▶ _Part of a data file_:
########
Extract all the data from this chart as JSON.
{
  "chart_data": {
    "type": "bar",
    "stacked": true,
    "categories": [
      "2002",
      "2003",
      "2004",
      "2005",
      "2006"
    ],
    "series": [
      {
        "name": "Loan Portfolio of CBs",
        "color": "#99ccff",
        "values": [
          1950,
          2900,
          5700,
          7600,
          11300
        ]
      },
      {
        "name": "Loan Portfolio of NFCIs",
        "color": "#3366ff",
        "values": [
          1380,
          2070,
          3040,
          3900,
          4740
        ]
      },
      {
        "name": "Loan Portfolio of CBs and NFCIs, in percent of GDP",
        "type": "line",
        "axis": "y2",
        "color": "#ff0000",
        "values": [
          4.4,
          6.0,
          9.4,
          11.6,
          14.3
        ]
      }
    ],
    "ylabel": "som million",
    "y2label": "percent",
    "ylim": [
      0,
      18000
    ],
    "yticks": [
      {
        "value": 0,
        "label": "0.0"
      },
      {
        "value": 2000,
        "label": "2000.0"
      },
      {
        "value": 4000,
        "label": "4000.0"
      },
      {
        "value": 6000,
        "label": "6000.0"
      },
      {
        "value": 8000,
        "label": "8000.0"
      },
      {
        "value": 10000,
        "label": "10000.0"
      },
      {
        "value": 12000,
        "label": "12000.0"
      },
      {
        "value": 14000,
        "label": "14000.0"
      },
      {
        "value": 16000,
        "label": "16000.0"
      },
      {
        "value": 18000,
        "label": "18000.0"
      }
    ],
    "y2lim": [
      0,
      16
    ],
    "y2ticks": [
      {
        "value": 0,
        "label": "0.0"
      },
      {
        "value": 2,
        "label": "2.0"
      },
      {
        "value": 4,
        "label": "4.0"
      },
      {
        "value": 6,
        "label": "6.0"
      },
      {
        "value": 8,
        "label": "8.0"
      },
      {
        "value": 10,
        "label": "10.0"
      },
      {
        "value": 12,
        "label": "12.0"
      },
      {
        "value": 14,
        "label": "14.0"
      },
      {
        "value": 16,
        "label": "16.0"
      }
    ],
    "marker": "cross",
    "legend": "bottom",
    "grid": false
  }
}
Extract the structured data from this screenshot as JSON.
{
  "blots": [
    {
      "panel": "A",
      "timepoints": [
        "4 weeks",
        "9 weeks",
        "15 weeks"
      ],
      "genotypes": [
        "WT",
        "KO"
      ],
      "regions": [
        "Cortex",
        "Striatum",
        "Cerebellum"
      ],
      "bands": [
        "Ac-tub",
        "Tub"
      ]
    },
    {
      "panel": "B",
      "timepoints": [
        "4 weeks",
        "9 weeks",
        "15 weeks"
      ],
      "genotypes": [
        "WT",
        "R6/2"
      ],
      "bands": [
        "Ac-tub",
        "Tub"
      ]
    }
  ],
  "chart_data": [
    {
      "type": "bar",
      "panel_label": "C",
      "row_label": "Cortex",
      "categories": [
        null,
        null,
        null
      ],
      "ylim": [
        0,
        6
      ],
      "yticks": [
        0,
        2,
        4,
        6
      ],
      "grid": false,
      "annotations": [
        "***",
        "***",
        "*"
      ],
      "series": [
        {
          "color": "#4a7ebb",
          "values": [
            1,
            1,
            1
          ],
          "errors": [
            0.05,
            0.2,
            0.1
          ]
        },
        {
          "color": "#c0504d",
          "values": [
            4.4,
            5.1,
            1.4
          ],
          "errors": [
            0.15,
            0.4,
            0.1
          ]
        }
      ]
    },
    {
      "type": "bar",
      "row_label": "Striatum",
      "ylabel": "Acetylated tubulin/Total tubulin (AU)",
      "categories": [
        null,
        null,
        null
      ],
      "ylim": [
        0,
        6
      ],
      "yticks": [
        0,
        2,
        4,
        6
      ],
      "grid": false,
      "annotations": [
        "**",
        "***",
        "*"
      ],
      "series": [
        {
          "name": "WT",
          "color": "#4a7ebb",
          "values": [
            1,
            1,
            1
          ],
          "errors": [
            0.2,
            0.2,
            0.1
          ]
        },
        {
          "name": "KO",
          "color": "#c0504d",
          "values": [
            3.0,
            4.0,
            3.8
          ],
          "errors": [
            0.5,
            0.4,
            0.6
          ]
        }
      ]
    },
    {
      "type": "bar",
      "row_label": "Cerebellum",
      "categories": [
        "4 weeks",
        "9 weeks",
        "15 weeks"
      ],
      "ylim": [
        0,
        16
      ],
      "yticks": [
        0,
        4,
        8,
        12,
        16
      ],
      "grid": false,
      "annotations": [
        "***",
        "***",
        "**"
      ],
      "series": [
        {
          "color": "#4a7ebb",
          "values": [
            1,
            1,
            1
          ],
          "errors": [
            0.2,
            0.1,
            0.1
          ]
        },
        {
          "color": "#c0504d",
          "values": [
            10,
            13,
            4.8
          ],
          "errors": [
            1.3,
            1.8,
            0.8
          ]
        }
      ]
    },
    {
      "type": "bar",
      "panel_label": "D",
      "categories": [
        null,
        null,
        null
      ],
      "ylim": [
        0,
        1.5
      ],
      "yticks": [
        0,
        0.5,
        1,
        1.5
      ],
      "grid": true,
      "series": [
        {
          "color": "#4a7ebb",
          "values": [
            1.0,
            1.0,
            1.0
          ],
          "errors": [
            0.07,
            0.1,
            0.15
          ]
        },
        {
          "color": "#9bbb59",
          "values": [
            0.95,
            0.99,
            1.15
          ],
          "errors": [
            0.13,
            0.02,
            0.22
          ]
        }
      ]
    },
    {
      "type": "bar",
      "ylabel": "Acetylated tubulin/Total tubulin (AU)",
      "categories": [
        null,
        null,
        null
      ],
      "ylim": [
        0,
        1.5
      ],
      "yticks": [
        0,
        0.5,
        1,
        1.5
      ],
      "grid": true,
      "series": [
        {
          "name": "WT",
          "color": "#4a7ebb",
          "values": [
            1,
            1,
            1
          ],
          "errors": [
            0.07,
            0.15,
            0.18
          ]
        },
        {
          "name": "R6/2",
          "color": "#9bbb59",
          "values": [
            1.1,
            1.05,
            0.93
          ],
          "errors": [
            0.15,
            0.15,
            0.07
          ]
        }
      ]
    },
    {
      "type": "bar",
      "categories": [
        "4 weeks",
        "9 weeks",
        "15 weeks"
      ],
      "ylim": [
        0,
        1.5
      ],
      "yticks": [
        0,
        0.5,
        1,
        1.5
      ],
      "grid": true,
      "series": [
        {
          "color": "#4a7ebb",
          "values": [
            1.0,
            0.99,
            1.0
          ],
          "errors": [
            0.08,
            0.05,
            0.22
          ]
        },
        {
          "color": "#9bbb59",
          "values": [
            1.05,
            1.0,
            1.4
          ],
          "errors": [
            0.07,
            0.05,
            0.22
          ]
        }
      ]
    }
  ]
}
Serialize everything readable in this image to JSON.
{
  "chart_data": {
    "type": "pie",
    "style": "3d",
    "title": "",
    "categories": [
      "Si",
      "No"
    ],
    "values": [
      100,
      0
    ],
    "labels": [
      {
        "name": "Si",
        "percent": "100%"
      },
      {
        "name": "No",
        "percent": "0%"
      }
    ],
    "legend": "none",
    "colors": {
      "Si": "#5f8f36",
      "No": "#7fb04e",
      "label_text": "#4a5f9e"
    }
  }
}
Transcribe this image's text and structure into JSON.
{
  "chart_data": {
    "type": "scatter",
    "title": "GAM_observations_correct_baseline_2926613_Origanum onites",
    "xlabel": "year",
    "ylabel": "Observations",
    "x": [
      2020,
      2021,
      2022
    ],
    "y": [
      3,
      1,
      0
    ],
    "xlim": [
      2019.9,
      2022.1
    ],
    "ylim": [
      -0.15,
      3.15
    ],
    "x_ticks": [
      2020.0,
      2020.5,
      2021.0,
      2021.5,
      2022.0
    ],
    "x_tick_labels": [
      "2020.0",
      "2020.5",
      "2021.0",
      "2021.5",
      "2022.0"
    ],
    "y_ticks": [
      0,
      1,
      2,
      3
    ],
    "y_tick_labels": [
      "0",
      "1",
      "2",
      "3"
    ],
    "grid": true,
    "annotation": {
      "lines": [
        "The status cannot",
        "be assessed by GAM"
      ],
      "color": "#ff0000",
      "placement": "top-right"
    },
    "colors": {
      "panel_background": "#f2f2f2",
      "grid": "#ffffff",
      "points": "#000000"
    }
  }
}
########
▶ _DIRECTIVE_:
Search the data above for the word "name", then gather each line in which it appears.

▶ _RESULT OF THE EXERCISE_:
        "name": "Loan Portfolio of CBs",
        "name": "Loan Portfolio of NFCIs",
        "name": "Loan Portfolio of CBs and NFCIs, in percent of GDP",
          "name": "WT",
          "name": "KO",
          "name": "WT",
          "name": "R6/2",
        "name": "Si",
        "name": "No",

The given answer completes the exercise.